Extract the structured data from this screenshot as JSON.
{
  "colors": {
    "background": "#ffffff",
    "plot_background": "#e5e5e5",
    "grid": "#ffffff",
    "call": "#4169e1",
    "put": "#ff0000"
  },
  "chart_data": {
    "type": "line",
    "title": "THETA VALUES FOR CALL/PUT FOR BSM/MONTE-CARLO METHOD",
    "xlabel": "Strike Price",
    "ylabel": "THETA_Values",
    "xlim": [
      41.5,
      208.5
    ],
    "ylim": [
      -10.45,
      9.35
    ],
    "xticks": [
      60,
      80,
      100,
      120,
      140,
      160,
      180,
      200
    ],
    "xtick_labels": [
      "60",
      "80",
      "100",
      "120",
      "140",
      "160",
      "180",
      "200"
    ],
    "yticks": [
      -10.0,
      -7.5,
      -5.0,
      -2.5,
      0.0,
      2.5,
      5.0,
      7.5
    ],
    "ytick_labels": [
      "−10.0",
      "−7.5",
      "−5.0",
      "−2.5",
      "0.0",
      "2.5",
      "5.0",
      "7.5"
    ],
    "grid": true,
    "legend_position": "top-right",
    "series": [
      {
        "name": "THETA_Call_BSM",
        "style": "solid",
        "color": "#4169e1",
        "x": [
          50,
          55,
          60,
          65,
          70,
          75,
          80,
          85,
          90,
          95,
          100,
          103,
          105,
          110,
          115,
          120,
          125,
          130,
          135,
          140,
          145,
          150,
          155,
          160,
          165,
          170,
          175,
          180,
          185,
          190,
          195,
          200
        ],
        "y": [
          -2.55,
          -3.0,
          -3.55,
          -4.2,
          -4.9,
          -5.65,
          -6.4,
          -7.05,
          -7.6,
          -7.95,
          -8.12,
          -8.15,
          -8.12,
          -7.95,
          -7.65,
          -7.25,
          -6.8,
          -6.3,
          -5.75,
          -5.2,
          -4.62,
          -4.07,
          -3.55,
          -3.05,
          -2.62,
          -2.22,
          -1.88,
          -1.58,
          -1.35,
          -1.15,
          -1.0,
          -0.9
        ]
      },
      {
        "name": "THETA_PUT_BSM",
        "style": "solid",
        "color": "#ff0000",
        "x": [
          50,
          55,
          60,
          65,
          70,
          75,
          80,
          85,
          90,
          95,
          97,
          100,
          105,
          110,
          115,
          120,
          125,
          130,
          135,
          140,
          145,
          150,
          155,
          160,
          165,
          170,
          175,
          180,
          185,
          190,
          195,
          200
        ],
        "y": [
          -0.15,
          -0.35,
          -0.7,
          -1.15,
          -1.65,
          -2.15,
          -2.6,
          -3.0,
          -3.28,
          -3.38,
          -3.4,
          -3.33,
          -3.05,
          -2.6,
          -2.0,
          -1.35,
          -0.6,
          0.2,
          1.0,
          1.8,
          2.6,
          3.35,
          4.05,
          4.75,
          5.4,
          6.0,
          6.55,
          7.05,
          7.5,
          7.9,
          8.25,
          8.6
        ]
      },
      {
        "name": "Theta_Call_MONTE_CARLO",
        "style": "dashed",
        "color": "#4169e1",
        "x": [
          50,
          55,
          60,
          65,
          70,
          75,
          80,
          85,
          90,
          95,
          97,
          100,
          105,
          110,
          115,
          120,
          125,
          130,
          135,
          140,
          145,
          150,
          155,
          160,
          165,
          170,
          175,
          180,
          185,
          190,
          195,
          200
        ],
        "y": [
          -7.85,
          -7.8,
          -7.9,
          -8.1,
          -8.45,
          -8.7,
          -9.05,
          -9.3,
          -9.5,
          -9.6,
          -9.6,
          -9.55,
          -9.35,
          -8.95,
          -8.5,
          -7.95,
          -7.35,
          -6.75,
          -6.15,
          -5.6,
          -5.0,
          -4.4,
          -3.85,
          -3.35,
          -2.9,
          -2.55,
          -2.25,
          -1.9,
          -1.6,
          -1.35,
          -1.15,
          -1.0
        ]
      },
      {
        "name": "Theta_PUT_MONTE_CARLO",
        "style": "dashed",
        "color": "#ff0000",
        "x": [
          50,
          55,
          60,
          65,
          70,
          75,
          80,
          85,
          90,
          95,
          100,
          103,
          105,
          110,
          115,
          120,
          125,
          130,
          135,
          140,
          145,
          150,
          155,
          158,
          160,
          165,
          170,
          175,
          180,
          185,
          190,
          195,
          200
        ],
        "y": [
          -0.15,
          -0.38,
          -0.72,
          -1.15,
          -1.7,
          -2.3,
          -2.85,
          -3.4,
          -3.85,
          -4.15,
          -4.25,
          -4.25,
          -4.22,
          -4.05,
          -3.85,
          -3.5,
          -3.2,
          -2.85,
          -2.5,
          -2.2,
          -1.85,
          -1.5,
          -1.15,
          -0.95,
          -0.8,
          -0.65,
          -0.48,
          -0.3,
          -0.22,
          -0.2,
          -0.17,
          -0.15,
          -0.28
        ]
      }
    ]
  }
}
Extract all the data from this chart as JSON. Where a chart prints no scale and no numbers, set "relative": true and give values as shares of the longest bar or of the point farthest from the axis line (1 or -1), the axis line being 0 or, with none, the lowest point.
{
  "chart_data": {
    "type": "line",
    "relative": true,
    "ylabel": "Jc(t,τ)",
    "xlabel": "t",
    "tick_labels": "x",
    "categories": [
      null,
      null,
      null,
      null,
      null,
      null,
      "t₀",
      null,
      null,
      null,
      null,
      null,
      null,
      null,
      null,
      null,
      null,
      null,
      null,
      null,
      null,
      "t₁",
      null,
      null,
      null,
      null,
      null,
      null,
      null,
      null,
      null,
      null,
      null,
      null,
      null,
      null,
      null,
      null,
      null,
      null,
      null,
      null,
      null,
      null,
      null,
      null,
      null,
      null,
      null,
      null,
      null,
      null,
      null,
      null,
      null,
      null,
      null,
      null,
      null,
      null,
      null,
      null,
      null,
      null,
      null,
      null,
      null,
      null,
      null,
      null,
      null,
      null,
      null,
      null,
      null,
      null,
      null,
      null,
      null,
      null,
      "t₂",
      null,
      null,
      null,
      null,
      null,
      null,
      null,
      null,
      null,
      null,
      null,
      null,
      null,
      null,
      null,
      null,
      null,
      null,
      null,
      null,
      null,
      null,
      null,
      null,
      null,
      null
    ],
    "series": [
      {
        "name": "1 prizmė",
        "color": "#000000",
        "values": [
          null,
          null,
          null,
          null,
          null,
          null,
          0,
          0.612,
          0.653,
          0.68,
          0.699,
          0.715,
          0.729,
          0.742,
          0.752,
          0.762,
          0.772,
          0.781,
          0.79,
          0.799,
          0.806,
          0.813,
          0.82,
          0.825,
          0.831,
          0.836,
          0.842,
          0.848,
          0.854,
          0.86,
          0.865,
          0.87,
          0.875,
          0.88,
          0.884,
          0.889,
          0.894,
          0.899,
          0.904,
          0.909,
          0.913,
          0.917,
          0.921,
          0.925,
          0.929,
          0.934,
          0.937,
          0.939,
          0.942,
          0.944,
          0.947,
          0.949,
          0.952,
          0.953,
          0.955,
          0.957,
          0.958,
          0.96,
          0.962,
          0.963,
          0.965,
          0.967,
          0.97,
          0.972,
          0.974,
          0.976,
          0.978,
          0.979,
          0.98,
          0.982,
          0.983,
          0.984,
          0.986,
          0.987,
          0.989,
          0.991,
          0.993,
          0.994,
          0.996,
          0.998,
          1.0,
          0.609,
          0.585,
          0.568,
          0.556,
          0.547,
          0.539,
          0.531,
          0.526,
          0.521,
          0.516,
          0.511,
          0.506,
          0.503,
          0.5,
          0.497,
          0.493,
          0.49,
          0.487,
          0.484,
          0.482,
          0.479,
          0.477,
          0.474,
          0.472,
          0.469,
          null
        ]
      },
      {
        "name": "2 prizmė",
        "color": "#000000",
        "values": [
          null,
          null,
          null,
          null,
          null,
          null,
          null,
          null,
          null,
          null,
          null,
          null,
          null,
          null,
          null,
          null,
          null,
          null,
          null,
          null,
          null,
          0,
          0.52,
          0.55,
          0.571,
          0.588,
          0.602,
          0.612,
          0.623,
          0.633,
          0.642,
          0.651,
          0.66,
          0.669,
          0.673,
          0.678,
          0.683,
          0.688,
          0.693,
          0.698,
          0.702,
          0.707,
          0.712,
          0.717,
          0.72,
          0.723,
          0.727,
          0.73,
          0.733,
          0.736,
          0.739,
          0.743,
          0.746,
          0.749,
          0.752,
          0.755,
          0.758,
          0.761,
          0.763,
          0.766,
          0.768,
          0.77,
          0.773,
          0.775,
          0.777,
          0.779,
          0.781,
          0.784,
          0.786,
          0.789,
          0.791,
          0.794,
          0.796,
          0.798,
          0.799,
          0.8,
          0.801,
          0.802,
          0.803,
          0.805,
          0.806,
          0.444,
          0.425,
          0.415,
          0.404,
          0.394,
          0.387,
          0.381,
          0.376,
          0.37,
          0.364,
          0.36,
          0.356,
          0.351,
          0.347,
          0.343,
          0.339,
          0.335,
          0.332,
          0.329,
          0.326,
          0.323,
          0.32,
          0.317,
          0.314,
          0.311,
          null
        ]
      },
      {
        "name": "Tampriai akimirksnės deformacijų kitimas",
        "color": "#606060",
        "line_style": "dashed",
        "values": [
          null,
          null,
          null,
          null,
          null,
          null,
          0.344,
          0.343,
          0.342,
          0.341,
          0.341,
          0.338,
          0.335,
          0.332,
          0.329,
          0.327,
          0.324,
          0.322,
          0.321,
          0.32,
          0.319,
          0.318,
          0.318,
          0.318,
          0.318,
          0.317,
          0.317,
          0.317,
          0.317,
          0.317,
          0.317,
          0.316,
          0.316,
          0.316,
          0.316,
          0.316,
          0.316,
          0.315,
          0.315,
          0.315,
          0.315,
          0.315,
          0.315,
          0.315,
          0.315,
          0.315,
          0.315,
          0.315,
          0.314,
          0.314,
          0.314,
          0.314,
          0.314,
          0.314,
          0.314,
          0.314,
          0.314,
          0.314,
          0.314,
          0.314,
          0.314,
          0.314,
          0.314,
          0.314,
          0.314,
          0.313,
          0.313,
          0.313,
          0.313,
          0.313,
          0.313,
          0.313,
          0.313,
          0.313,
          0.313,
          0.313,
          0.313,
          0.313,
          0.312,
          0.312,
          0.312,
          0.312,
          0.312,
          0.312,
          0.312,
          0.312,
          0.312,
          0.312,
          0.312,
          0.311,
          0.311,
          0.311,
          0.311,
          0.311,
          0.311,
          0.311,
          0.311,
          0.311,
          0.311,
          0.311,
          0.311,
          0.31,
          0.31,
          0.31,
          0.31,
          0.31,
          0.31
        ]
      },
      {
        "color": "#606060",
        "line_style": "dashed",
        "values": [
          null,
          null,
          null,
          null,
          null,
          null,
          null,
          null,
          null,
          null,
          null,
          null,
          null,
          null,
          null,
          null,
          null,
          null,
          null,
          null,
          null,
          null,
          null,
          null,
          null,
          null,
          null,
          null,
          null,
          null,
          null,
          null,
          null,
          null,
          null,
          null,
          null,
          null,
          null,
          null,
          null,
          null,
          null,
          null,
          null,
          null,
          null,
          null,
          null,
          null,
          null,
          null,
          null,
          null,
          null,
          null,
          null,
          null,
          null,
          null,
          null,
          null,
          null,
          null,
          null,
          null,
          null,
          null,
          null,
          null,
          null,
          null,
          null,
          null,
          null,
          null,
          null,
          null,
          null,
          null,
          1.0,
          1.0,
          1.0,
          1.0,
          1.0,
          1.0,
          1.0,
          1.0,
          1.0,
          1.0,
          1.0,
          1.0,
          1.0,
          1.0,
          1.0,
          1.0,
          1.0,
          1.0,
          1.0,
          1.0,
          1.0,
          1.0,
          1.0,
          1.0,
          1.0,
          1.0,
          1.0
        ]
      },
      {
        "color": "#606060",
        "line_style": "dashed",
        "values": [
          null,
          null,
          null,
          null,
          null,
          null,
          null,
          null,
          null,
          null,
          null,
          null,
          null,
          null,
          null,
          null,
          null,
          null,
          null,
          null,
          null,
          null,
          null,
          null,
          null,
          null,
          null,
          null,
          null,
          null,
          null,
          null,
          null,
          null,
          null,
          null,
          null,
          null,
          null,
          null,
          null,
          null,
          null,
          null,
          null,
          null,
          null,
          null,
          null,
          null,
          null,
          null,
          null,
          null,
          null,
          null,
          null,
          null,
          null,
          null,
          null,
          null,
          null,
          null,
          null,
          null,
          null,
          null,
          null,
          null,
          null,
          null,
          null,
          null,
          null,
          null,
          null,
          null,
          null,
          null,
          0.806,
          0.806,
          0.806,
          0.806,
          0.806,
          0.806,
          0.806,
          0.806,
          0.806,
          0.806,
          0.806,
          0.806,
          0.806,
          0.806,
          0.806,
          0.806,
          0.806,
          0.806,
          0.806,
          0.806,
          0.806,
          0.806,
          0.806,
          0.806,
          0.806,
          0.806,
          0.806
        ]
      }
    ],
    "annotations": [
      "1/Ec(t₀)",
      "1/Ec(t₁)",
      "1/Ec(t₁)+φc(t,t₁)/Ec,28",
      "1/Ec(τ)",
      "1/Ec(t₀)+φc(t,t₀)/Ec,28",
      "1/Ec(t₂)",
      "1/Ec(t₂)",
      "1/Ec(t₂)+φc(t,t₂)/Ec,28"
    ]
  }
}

**What you have to do**.
Every line above that contains the word "JSON" should be reported.

**Written reply**.
Extract the structured data from this screenshot as JSON.
Extract all the data from this chart as JSON. Where a chart prints no scale and no numbers, set "relative": true and give values as shares of the longest bar or of the point farthest from the axis line (1 or -1), the axis line being 0 or, with none, the lowest point.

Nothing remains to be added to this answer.